------ Listing
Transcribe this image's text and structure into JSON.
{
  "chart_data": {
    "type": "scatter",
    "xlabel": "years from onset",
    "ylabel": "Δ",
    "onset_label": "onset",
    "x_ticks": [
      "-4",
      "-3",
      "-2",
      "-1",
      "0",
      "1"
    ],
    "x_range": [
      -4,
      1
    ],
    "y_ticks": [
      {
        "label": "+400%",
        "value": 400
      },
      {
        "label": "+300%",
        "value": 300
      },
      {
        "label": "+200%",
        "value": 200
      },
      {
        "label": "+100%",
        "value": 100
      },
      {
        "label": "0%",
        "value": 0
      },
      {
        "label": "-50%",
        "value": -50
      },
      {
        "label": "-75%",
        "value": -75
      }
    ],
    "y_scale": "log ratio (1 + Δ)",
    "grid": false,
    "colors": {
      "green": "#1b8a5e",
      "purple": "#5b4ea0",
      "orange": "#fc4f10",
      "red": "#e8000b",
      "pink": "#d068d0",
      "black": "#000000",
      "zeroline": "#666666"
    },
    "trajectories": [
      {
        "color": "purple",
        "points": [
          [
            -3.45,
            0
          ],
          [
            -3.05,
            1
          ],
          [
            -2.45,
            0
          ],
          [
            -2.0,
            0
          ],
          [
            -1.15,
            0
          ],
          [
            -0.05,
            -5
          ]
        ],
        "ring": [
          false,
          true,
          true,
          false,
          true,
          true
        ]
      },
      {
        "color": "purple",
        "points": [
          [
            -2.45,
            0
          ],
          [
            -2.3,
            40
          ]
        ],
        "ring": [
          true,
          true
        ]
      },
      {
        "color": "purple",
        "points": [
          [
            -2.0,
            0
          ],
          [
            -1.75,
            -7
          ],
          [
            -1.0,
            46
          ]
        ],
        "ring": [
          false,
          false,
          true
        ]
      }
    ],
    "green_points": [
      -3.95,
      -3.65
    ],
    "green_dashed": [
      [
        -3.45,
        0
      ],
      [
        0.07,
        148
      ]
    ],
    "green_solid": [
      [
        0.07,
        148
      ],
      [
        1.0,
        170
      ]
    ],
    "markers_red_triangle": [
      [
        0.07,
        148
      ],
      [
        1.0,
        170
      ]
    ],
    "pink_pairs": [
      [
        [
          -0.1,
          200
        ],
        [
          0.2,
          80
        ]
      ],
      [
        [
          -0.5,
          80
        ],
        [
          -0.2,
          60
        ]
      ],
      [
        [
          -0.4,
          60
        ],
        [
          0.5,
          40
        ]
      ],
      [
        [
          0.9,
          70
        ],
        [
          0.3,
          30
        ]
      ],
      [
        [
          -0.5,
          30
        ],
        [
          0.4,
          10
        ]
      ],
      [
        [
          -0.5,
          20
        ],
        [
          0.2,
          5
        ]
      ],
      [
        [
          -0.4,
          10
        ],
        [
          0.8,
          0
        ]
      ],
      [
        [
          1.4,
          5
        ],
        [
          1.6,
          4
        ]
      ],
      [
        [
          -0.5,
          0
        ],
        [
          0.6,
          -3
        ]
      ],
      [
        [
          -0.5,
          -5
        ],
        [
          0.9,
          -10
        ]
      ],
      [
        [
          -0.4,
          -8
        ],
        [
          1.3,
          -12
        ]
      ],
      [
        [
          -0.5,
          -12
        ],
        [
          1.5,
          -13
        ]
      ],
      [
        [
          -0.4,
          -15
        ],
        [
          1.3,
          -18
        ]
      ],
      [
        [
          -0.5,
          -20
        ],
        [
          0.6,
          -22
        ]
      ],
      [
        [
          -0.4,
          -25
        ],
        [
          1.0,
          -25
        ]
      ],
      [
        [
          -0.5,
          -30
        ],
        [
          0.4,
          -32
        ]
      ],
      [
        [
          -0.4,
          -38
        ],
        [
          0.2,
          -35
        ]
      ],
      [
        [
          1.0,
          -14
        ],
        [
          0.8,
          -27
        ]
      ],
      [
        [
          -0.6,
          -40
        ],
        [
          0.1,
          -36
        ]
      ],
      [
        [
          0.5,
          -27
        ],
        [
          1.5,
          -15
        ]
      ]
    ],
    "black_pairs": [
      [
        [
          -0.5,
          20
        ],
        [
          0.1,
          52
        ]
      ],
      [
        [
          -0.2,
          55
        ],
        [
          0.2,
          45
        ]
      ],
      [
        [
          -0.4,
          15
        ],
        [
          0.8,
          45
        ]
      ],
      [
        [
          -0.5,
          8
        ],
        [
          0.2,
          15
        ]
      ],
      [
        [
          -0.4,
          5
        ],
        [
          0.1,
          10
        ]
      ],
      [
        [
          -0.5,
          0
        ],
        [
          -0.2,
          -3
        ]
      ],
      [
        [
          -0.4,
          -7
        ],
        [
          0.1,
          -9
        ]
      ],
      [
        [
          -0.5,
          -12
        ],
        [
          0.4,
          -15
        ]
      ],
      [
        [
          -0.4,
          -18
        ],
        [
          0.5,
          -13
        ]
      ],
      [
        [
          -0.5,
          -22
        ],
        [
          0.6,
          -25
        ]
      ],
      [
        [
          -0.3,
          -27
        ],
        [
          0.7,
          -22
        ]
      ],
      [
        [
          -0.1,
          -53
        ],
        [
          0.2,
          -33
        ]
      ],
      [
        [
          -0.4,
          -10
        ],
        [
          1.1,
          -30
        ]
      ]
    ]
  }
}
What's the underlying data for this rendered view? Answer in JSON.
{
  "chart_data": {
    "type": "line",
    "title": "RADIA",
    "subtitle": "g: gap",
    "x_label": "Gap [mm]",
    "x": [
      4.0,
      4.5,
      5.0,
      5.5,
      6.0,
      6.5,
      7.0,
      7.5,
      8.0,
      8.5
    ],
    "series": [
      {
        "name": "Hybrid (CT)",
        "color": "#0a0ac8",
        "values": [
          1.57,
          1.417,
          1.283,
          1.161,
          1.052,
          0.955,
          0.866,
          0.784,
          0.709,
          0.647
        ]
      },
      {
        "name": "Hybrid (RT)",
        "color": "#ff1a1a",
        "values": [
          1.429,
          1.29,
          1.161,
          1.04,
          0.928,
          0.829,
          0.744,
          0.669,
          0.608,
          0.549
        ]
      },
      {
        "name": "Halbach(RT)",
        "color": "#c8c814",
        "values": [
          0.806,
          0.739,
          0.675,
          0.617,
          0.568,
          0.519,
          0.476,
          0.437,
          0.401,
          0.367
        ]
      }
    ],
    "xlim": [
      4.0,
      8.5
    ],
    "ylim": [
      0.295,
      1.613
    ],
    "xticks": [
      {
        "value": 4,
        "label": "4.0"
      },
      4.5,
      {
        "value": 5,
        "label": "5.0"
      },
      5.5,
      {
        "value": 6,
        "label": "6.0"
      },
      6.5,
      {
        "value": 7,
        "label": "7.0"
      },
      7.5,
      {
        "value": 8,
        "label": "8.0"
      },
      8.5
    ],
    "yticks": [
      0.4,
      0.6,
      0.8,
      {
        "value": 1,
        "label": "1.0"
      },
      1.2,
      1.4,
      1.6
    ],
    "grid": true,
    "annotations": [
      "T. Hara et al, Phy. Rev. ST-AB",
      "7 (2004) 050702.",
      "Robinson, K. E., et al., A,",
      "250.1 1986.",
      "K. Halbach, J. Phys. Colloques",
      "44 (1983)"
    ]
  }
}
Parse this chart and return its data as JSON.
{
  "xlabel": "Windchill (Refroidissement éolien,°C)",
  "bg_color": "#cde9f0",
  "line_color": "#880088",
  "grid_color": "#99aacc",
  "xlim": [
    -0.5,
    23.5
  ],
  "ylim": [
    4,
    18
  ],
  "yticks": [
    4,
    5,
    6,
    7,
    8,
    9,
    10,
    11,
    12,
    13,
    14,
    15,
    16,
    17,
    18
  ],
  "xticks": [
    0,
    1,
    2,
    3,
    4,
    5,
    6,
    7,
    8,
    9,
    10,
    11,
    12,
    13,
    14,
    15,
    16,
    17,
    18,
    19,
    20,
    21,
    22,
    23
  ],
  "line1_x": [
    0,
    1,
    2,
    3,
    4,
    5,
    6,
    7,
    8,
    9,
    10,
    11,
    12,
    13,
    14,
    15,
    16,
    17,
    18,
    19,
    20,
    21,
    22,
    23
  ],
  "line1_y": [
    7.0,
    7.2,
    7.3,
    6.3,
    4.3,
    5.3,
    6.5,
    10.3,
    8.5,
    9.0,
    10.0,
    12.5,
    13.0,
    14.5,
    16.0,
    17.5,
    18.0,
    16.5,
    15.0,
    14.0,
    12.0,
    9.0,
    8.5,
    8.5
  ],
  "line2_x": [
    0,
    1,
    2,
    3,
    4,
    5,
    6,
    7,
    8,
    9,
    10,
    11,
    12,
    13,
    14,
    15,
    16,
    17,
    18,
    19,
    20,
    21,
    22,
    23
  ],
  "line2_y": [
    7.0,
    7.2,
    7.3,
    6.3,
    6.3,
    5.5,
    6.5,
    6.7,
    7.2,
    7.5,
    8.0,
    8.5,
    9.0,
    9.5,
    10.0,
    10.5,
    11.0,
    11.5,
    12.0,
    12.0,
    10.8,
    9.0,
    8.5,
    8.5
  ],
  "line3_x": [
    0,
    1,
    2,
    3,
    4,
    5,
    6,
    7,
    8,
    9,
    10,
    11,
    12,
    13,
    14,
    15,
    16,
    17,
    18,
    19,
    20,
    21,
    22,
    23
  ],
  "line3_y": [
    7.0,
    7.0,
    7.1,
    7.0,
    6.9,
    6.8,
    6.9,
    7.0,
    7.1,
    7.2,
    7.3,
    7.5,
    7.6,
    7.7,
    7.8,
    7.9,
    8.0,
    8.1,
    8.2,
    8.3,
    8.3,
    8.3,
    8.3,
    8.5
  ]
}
------------
» **Stated exercise**: Identify each line in the entries with the word "this" and copy it.

» **Response to the exercise**:
Transcribe this image's text and structure into JSON.
What's the underlying data for this rendered view? Answer in JSON.
Parse this chart and return its data as JSON.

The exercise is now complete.